(Dataset listings of figures)
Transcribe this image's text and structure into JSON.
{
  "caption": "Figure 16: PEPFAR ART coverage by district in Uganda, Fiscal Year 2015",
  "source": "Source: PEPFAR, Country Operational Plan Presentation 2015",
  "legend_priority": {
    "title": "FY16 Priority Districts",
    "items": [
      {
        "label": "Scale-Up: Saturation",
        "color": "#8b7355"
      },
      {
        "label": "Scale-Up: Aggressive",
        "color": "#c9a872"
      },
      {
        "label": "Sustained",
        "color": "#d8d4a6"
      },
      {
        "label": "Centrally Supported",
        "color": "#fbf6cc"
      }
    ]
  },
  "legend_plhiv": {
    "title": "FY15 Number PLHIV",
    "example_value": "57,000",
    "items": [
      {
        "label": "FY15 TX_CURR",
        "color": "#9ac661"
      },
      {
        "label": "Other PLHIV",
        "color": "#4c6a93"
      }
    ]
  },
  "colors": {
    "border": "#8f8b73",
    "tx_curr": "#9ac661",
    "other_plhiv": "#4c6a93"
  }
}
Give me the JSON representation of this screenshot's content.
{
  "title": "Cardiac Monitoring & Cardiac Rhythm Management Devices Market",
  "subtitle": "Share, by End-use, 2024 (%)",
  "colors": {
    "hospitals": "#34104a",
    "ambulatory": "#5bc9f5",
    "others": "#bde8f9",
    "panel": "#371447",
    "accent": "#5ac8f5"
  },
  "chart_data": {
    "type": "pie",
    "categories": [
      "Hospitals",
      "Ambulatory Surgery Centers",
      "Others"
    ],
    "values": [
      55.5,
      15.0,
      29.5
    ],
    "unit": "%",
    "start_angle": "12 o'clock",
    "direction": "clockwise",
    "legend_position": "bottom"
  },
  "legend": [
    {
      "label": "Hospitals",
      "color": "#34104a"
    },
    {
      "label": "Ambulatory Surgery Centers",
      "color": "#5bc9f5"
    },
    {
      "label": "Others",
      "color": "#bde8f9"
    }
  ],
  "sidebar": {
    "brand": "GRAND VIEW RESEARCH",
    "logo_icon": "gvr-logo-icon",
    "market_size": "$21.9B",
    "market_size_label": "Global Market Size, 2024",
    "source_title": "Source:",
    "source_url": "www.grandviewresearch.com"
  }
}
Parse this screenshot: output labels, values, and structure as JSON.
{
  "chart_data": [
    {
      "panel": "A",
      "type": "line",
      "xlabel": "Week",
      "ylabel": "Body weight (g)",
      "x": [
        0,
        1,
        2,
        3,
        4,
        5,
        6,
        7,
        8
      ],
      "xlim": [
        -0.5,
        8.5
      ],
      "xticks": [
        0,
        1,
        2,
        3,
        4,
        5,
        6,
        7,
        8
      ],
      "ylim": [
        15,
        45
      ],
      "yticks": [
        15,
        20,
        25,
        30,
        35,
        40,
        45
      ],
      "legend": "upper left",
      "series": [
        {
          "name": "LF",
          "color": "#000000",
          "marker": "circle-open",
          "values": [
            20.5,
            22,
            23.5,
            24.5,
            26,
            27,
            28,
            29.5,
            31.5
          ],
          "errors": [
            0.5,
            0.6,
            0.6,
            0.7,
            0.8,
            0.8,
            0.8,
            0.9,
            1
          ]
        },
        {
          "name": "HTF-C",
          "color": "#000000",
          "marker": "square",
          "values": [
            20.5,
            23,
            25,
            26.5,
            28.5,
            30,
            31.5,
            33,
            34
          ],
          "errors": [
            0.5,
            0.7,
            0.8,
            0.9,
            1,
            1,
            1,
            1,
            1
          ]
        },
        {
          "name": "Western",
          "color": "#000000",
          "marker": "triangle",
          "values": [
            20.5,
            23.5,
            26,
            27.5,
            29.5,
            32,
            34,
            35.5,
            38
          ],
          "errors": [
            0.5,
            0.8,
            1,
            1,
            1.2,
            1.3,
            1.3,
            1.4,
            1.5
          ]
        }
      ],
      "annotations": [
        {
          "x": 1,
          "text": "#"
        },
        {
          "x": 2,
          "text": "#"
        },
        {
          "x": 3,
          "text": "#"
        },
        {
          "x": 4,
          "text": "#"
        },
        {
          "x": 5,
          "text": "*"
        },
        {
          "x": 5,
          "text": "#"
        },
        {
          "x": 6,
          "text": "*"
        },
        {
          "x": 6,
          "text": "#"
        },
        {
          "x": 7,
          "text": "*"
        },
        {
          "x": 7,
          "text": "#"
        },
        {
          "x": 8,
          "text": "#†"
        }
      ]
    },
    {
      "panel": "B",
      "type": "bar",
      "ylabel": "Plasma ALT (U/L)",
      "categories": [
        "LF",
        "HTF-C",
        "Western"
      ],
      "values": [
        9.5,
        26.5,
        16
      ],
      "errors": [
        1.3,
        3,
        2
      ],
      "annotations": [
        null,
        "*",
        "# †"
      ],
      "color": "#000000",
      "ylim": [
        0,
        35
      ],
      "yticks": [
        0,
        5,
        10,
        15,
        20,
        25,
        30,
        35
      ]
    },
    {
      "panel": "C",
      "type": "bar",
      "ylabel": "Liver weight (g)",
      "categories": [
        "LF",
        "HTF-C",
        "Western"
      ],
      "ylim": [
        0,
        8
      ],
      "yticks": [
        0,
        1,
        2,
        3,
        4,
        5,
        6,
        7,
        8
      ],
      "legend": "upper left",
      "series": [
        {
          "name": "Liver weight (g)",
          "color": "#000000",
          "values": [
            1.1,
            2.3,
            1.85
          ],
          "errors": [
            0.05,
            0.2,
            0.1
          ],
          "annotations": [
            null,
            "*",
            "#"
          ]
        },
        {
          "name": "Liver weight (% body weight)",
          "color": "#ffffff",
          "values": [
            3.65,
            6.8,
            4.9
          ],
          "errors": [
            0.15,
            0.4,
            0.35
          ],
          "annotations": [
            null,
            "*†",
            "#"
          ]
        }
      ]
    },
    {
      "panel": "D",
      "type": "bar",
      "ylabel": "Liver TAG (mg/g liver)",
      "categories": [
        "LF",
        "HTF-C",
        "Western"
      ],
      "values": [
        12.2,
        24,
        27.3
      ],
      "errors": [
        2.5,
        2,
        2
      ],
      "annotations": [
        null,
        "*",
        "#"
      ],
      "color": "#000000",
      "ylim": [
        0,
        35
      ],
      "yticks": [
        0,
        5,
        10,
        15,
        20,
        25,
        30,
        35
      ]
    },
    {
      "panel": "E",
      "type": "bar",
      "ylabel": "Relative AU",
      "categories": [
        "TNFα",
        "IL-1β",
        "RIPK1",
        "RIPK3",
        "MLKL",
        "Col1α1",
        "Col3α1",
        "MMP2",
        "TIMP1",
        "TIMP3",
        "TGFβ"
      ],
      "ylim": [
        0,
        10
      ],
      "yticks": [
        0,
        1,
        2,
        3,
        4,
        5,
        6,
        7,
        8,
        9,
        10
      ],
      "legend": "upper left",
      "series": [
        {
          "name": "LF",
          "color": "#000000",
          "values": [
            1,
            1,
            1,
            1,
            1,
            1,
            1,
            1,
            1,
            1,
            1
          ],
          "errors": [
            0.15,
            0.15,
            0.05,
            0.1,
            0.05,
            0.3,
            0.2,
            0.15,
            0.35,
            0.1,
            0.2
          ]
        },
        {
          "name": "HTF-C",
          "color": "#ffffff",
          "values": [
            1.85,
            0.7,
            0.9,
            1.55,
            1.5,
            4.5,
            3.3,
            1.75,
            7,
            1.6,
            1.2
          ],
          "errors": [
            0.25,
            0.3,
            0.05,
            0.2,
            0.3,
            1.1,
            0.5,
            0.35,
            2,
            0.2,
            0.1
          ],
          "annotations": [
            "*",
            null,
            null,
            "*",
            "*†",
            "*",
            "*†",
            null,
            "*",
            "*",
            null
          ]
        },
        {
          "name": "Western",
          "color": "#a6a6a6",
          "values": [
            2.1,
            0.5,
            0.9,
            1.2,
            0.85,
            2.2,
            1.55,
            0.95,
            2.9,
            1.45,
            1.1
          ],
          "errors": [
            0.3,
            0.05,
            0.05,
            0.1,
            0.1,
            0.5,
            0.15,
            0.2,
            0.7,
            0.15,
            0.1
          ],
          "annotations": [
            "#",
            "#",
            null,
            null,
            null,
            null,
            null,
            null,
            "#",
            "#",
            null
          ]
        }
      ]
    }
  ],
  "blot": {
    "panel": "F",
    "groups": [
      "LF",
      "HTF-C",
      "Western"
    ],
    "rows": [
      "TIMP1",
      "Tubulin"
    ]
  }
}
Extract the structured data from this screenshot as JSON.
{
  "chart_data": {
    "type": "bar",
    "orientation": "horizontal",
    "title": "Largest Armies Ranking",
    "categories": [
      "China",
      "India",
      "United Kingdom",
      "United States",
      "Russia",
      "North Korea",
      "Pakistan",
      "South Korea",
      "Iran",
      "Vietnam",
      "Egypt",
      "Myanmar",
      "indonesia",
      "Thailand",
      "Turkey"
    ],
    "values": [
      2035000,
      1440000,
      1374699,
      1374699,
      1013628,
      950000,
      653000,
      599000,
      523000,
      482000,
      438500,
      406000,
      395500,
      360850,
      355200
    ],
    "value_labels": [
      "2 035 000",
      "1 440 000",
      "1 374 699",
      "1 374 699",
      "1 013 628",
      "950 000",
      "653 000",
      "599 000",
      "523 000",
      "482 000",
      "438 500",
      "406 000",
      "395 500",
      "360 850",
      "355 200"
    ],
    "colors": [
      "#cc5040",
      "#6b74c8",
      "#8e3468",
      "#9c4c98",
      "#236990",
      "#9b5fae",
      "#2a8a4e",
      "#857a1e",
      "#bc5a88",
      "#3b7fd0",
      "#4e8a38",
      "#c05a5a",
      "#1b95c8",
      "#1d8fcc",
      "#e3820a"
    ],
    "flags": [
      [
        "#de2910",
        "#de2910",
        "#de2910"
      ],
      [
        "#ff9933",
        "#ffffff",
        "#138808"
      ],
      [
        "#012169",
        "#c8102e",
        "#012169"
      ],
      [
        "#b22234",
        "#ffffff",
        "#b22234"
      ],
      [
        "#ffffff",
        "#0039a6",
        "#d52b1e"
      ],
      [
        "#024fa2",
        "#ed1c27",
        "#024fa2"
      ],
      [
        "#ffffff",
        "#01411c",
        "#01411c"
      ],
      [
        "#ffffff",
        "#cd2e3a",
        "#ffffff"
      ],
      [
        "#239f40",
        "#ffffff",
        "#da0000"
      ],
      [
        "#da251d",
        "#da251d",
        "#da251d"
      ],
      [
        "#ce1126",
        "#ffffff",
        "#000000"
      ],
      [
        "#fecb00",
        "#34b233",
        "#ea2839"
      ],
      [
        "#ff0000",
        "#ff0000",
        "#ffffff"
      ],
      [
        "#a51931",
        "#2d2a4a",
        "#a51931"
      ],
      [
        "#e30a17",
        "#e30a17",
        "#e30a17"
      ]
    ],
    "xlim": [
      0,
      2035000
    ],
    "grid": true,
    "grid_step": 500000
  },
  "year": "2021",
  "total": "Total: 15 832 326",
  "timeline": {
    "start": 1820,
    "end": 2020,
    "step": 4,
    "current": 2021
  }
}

» INSTRUCTIONS FOR THE TASK
Go through the data above and find the lines with the word "Surgery". Copy each of those lines.

» PROBLEM SOLUTION
      "Ambulatory Surgery Centers",
      "label": "Ambulatory Surgery Centers",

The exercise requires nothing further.